*INSTRUCTION:*
Using the listing below, copy every line that mentions "marker".

-- Begin --

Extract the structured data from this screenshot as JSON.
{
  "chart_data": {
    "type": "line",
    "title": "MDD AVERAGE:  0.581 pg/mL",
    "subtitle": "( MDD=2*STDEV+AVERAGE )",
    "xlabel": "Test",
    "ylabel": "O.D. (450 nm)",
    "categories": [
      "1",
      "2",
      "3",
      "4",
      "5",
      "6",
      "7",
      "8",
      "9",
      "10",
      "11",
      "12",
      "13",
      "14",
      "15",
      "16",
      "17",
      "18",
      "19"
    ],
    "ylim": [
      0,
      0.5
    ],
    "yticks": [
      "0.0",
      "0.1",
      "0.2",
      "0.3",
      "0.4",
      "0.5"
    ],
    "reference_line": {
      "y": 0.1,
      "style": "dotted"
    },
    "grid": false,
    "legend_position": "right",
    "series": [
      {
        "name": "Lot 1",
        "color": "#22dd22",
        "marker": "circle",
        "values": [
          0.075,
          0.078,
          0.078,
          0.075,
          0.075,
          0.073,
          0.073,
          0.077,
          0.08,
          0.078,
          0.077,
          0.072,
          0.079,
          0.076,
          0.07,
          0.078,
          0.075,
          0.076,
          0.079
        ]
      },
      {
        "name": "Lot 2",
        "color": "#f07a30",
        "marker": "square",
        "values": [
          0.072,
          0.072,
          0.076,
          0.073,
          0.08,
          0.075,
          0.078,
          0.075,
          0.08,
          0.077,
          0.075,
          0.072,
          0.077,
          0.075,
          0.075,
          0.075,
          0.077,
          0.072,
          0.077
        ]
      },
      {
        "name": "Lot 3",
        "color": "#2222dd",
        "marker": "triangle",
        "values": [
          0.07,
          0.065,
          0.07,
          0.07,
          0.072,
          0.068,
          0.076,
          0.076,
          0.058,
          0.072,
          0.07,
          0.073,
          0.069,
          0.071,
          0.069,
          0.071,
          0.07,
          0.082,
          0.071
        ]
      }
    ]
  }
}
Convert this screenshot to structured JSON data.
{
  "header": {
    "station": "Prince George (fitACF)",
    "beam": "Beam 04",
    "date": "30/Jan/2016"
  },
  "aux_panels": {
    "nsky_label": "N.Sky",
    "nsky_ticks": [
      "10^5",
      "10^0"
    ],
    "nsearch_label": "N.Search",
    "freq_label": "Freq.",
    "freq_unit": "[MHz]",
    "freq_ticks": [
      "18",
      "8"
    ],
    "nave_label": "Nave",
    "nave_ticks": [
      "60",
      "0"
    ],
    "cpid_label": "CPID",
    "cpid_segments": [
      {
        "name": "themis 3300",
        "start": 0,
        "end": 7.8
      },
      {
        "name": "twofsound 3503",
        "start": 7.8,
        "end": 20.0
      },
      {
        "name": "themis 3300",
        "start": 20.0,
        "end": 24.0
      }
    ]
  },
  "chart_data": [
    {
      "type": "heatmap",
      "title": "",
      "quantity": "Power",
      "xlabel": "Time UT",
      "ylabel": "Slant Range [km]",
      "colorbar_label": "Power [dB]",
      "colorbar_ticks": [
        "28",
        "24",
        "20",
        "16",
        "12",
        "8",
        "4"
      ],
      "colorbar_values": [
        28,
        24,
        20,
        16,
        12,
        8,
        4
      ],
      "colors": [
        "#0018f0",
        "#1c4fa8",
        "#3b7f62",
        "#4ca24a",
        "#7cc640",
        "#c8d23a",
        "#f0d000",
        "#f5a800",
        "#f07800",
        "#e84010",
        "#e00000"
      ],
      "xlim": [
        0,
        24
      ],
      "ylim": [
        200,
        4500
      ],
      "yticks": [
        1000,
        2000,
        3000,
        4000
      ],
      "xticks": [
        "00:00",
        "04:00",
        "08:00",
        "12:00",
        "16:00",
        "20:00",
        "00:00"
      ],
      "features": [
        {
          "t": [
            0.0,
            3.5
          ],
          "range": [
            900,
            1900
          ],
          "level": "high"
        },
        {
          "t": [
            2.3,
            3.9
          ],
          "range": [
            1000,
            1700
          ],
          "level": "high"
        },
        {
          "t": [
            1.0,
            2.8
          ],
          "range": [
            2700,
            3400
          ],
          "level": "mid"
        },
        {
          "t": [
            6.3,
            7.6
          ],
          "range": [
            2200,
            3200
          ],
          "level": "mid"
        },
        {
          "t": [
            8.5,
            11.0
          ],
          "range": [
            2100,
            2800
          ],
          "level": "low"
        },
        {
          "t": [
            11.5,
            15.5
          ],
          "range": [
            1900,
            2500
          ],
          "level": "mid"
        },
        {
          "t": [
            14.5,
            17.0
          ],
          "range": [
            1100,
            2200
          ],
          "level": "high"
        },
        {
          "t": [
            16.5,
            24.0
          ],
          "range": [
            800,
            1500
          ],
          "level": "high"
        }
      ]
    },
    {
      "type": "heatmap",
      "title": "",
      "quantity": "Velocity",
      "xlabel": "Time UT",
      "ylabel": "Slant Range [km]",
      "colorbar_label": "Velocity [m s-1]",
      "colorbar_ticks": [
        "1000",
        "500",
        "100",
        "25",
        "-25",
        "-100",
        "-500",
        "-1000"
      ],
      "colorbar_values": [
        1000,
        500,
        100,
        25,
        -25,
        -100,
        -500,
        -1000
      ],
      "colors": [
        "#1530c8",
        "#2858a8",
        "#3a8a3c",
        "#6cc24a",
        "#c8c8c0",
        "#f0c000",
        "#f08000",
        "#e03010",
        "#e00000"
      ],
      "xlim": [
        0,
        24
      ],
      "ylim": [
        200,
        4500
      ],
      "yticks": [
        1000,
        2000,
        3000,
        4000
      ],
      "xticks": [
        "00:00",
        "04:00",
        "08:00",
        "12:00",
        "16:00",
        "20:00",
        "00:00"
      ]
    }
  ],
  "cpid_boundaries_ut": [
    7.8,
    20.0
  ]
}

-- End --

*SOLUTION:*
        "marker": "circle",
        "marker": "square",
        "marker": "triangle",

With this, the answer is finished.